(Beginning of Passage shown)
Spunbond and meltblown nonwoven fabrics can usually be distinguished by the diameters and the molecular orientation of the filaments or fibers which form the fabrics. The diameter of spunbond and meltblown filaments or fibers is the average cross-sectional dimension. Spunbond filaments or fibers typically have average diameters greater than 6 microns and often have average diameters in the range of 15 to 40 microns. Meltblown fibers typically have average diameters of less than 6 microns. However, because larger meltblown fibers, having diameters of at least 6 microns may also be produced, molecular orientation can be used to distinguish spunbond and meltblown filaments and fibers of similar diameters. For a given fiber or filament size and polymer, the molecular orientation of a spunbond fiber or filament is typically greater than the molecular orientation of a meltblown fiber. Relative molecular orientation of polymeric fibers or filaments can be determined by measuring the tensile strength and birefringence of fibers or filaments having the same diameter.
Tensile strength of fibers and filaments is a measure of the stress required to stretch the fiber or filament until the fiber or filament breaks. Birefringence numbers are calculated according to the method described in the spring 1991 issue of INDA Journal of Nonwovens Research, (Vol. 3, No. 2, p. 27). The tensile strength and birefringence numbers of polymeric fibers and filaments vary depending on the particular polymer and other factors; however, for a given fiber or filament size and polymer, the tensile strength of a spunbond fiber or filament is typically greater than the tensile strength of a meltblown fiber and the birefringence number of a spunbond fiber or filament is typically greater than the birefringence number of a meltblown fiber.
(End of Passage shown)
== Problems to work on ==
1 - Answer these questions about the passage on spunbond and meltblown fibers:
(a) What range of average diameters do spunbond filaments or fibers often have?
(b) Where is the method for calculating birefringence numbers described?
(c) What does the tensile strength of fibers and filaments measure?
2 - Can you write the next part of the passage on spunbond and meltblown fibers, starting after its last sentence?
The entries after this passage come from a different source.
(Beginning of Data extract)
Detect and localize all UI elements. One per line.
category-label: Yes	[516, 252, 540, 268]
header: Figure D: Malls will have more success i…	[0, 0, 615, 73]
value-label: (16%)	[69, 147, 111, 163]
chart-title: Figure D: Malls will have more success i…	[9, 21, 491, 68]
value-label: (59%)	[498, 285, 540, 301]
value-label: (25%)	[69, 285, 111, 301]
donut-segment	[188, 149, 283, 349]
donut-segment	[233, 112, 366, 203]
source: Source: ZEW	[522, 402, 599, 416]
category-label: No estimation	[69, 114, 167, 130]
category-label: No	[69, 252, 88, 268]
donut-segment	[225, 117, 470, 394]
(End of Data extract)
== Your written answers ==
1 -
(a) 15 to 40 microns.
(b) In the spring 1991 issue of INDA Journal of Nonwovens Research (Vol. 3, No. 2, p. 27).
(c) The stress required to stretch the fiber or filament until it breaks.

2 -
A number of patents disclose methods for making shaped or three-dimensional nonwoven fabrics. For example, U.S. Pat. No. 5,098,764 to Drelich, et al., discloses a nonwoven yarn-like fabric with a net-like structure having apertures. The fabric is formed by laying a web of staple fibers on a surface having an array of holes and projections and spraying the web with high-pressure water to form apertures in the web and entangle the fibers. U.S. Pat. No. 4,741,941 to Engelbert, et al., discloses nonwoven webs having apertures in the fabric or projections extending from the fabric, or both. In this patent, the nonwoven webs are made by forming meltblown or spunbond webs onto a surface which has apertures or projections, or both. In addition, U.S. Pat. No. 4,488,928 to Alikhan, et al., discloses a nonwoven web with puffed regions formed by passing a preformed web between two open mesh screens and thermally bonding the web.
Despite the prior advances in the art as described above, there is still a need for improved nonwoven fabrics having surface features such as apertures or projections or both and methods for forming such materials.